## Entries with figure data
----------------

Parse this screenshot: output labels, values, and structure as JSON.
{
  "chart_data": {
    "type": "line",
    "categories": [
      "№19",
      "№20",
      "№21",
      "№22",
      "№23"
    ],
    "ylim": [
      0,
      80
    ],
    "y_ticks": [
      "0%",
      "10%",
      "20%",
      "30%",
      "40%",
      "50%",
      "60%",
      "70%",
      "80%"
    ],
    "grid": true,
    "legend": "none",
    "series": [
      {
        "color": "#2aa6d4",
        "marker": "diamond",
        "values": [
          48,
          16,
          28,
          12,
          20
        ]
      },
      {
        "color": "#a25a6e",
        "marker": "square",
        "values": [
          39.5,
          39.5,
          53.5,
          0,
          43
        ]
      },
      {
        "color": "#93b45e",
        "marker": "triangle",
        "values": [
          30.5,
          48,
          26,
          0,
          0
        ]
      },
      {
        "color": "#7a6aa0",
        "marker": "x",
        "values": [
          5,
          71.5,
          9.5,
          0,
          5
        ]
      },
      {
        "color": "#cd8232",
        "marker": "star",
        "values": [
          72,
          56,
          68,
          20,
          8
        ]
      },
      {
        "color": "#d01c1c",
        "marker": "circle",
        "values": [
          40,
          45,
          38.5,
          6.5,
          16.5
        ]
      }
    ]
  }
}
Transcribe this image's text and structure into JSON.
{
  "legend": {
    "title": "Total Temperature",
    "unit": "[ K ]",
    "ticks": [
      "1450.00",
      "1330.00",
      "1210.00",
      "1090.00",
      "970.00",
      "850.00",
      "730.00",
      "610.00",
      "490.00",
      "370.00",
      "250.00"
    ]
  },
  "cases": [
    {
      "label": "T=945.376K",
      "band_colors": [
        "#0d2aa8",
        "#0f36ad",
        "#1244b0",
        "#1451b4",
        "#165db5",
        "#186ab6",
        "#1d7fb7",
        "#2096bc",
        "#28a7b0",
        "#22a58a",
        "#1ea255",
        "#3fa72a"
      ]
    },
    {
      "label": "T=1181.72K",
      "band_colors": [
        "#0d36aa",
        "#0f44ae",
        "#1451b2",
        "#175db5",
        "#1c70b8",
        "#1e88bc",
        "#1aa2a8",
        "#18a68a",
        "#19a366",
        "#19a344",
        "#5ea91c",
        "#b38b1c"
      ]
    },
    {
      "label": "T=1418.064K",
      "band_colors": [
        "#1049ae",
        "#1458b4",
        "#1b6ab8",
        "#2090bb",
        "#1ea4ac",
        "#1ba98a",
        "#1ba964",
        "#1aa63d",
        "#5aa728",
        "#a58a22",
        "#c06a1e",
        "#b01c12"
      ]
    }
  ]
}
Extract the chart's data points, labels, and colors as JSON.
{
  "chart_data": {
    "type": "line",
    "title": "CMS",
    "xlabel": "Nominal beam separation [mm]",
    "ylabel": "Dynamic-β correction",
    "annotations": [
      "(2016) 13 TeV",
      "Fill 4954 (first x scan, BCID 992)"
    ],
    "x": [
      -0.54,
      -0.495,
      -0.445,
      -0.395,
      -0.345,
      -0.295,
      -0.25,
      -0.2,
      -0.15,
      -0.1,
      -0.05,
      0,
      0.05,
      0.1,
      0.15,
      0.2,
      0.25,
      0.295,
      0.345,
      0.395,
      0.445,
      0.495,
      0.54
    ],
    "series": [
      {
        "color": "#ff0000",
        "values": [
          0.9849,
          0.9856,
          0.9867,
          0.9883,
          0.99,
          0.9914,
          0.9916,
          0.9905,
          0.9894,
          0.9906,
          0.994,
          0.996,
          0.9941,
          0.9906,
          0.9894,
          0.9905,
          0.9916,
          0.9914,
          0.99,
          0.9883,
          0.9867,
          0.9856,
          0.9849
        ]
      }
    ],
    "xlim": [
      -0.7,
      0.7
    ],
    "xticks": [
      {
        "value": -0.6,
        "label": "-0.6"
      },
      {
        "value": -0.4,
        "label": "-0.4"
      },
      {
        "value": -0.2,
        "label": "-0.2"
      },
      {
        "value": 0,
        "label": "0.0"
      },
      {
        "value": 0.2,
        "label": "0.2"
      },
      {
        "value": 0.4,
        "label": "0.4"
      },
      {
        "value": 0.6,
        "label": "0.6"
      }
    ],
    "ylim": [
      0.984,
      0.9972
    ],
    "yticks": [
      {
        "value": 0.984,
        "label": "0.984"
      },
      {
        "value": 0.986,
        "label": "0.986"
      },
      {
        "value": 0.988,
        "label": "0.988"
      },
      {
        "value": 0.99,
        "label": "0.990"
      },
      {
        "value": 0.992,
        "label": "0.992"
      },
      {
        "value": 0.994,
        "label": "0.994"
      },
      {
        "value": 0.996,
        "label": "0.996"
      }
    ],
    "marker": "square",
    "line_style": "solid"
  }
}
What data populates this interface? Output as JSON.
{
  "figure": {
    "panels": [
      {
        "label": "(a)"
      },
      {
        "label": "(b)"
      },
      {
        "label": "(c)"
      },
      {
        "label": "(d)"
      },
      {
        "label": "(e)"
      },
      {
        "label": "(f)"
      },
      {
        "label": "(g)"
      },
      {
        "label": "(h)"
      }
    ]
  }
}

----------------

## Set exercise
Extract lines where the string "this" occurs.

## Exercise solution
Parse this screenshot: output labels, values, and structure as JSON.
Transcribe this image's text and structure into JSON.
What data populates this interface? Output as JSON.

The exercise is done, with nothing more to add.